WHAT THE TASK ASKS:
Each line that follows should be printed again exactly as it stands.

>> Begin RECORDED INFORMATION

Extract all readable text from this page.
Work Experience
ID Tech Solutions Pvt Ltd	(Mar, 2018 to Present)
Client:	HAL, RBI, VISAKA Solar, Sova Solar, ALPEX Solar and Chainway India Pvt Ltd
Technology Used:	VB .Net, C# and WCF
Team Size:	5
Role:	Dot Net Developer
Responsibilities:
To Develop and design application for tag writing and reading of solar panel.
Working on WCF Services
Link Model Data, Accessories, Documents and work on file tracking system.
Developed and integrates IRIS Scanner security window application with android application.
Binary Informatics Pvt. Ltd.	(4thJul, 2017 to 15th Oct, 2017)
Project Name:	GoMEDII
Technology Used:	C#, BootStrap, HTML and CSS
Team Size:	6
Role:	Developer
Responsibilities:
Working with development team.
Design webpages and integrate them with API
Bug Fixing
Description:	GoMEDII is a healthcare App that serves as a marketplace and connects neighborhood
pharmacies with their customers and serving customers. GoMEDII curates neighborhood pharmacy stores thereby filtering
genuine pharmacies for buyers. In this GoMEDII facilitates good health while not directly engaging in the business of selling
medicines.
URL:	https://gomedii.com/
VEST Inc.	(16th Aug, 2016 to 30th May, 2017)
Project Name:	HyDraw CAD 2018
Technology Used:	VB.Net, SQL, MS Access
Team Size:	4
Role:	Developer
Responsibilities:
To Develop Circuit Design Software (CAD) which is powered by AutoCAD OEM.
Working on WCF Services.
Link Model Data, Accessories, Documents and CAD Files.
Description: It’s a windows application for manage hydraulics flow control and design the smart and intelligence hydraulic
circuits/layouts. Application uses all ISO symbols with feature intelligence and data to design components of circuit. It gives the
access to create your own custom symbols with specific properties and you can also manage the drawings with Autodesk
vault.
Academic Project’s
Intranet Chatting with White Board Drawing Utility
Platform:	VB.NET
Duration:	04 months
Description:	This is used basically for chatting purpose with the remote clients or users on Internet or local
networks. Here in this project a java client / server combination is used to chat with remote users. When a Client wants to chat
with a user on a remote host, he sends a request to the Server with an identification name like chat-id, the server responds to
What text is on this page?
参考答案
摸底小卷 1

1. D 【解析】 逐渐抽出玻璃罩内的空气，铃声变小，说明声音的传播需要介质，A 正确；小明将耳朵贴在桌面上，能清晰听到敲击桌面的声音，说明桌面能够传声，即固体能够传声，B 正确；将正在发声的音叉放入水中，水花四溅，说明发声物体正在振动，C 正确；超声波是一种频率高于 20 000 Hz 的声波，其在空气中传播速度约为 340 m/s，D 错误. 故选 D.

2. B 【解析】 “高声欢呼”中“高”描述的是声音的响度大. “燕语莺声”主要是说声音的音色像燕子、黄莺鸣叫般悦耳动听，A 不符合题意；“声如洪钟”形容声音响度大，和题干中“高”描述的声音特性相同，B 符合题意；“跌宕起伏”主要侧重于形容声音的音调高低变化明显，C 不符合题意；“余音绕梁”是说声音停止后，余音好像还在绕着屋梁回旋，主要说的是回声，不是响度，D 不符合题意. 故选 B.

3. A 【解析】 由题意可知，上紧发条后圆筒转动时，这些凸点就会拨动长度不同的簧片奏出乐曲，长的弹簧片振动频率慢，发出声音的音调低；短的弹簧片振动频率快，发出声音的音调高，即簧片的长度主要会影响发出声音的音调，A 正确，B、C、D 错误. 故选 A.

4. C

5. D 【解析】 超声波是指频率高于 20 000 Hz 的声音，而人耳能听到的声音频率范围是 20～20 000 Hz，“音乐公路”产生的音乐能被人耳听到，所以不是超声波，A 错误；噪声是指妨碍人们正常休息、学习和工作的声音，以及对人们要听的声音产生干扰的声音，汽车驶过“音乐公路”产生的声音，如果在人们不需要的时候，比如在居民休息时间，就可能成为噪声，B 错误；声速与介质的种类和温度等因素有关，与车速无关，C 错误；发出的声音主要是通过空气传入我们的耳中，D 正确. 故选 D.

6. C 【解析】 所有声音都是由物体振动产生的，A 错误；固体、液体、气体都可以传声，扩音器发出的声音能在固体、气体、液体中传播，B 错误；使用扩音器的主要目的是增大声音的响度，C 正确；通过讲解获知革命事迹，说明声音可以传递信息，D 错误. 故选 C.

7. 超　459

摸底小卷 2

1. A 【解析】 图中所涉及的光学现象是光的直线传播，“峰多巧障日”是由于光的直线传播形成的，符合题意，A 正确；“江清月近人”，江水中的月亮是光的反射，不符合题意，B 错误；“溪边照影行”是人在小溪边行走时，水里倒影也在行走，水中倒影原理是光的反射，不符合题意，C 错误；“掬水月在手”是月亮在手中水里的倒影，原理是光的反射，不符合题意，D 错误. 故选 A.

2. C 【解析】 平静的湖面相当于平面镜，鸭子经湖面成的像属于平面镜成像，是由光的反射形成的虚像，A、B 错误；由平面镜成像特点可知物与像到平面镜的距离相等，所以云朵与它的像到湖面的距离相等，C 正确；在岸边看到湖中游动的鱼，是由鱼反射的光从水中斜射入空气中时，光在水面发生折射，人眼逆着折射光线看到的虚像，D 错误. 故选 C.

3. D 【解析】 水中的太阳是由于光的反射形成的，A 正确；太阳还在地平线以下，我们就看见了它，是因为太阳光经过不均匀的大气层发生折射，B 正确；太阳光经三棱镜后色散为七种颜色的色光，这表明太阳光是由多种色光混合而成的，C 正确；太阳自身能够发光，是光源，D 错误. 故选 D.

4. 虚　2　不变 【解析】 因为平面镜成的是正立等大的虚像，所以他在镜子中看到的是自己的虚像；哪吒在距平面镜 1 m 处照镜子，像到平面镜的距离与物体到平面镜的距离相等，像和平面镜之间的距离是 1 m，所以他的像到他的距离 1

>> End RECORDED INFORMATION

TASK RESULT:
Extract all readable text from this page.
Work Experience
ID Tech Solutions Pvt Ltd	(Mar, 2018 to Present)
Client:	HAL, RBI, VISAKA Solar, Sova Solar, ALPEX Solar and Chainway India Pvt Ltd
Technology Used:	VB .Net, C# and WCF
Team Size:	5
Role:	Dot Net Developer
Responsibilities:
To Develop and design application for tag writing and reading of solar panel.
Working on WCF Services
Link Model Data, Accessories, Documents and work on file tracking system.
Developed and integrates IRIS Scanner security window application with android application.
Binary Informatics Pvt. Ltd.	(4thJul, 2017 to 15th Oct, 2017)
Project Name:	GoMEDII
Technology Used:	C#, BootStrap, HTML and CSS
Team Size:	6
Role:	Developer
Responsibilities:
Working with development team.
Design webpages and integrate them with API
Bug Fixing
Description:	GoMEDII is a healthcare App that serves as a marketplace and connects neighborhood
pharmacies with their customers and serving customers. GoMEDII curates neighborhood pharmacy stores thereby filtering
genuine pharmacies for buyers. In this GoMEDII facilitates good health while not directly engaging in the business of selling
medicines.
URL:	https://gomedii.com/
VEST Inc.	(16th Aug, 2016 to 30th May, 2017)
Project Name:	HyDraw CAD 2018
Technology Used:	VB.Net, SQL, MS Access
Team Size:	4
Role:	Developer
Responsibilities:
To Develop Circuit Design Software (CAD) which is powered by AutoCAD OEM.
Working on WCF Services.
Link Model Data, Accessories, Documents and CAD Files.
Description: It’s a windows application for manage hydraulics flow control and design the smart and intelligence hydraulic
circuits/layouts. Application uses all ISO symbols with feature intelligence and data to design components of circuit. It gives the
access to create your own custom symbols with specific properties and you can also manage the drawings with Autodesk
vault.
Academic Project’s
Intranet Chatting with White Board Drawing Utility
Platform:	VB.NET
Duration:	04 months
Description:	This is used basically for chatting purpose with the remote clients or users on Internet or local
networks. Here in this project a java client / server combination is used to chat with remote users. When a Client wants to chat
with a user on a remote host, he sends a request to the Server with an identification name like chat-id, the server responds to
What text is on this page?
参考答案
摸底小卷 1

1. D 【解析】 逐渐抽出玻璃罩内的空气，铃声变小，说明声音的传播需要介质，A 正确；小明将耳朵贴在桌面上，能清晰听到敲击桌面的声音，说明桌面能够传声，即固体能够传声，B 正确；将正在发声的音叉放入水中，水花四溅，说明发声物体正在振动，C 正确；超声波是一种频率高于 20 000 Hz 的声波，其在空气中传播速度约为 340 m/s，D 错误. 故选 D.

2. B 【解析】 “高声欢呼”中“高”描述的是声音的响度大. “燕语莺声”主要是说声音的音色像燕子、黄莺鸣叫般悦耳动听，A 不符合题意；“声如洪钟”形容声音响度大，和题干中“高”描述的声音特性相同，B 符合题意；“跌宕起伏”主要侧重于形容声音的音调高低变化明显，C 不符合题意；“余音绕梁”是说声音停止后，余音好像还在绕着屋梁回旋，主要说的是回声，不是响度，D 不符合题意. 故选 B.

3. A 【解析】 由题意可知，上紧发条后圆筒转动时，这些凸点就会拨动长度不同的簧片奏出乐曲，长的弹簧片振动频率慢，发出声音的音调低；短的弹簧片振动频率快，发出声音的音调高，即簧片的长度主要会影响发出声音的音调，A 正确，B、C、D 错误. 故选 A.

4. C

5. D 【解析】 超声波是指频率高于 20 000 Hz 的声音，而人耳能听到的声音频率范围是 20～20 000 Hz，“音乐公路”产生的音乐能被人耳听到，所以不是超声波，A 错误；噪声是指妨碍人们正常休息、学习和工作的声音，以及对人们要听的声音产生干扰的声音，汽车驶过“音乐公路”产生的声音，如果在人们不需要的时候，比如在居民休息时间，就可能成为噪声，B 错误；声速与介质的种类和温度等因素有关，与车速无关，C 错误；发出的声音主要是通过空气传入我们的耳中，D 正确. 故选 D.

6. C 【解析】 所有声音都是由物体振动产生的，A 错误；固体、液体、气体都可以传声，扩音器发出的声音能在固体、气体、液体中传播，B 错误；使用扩音器的主要目的是增大声音的响度，C 正确；通过讲解获知革命事迹，说明声音可以传递信息，D 错误. 故选 C.

7. 超　459

摸底小卷 2

1. A 【解析】 图中所涉及的光学现象是光的直线传播，“峰多巧障日”是由于光的直线传播形成的，符合题意，A 正确；“江清月近人”，江水中的月亮是光的反射，不符合题意，B 错误；“溪边照影行”是人在小溪边行走时，水里倒影也在行走，水中倒影原理是光的反射，不符合题意，C 错误；“掬水月在手”是月亮在手中水里的倒影，原理是光的反射，不符合题意，D 错误. 故选 A.

2. C 【解析】 平静的湖面相当于平面镜，鸭子经湖面成的像属于平面镜成像，是由光的反射形成的虚像，A、B 错误；由平面镜成像特点可知物与像到平面镜的距离相等，所以云朵与它的像到湖面的距离相等，C 正确；在岸边看到湖中游动的鱼，是由鱼反射的光从水中斜射入空气中时，光在水面发生折射，人眼逆着折射光线看到的虚像，D 错误. 故选 C.

3. D 【解析】 水中的太阳是由于光的反射形成的，A 正确；太阳还在地平线以下，我们就看见了它，是因为太阳光经过不均匀的大气层发生折射，B 正确；太阳光经三棱镜后色散为七种颜色的色光，这表明太阳光是由多种色光混合而成的，C 正确；太阳自身能够发光，是光源，D 错误. 故选 D.

4. 虚　2　不变 【解析】 因为平面镜成的是正立等大的虚像，所以他在镜子中看到的是自己的虚像；哪吒在距平面镜 1 m 处照镜子，像到平面镜的距离与物体到平面镜的距离相等，像和平面镜之间的距离是 1 m，所以他的像到他的距离 1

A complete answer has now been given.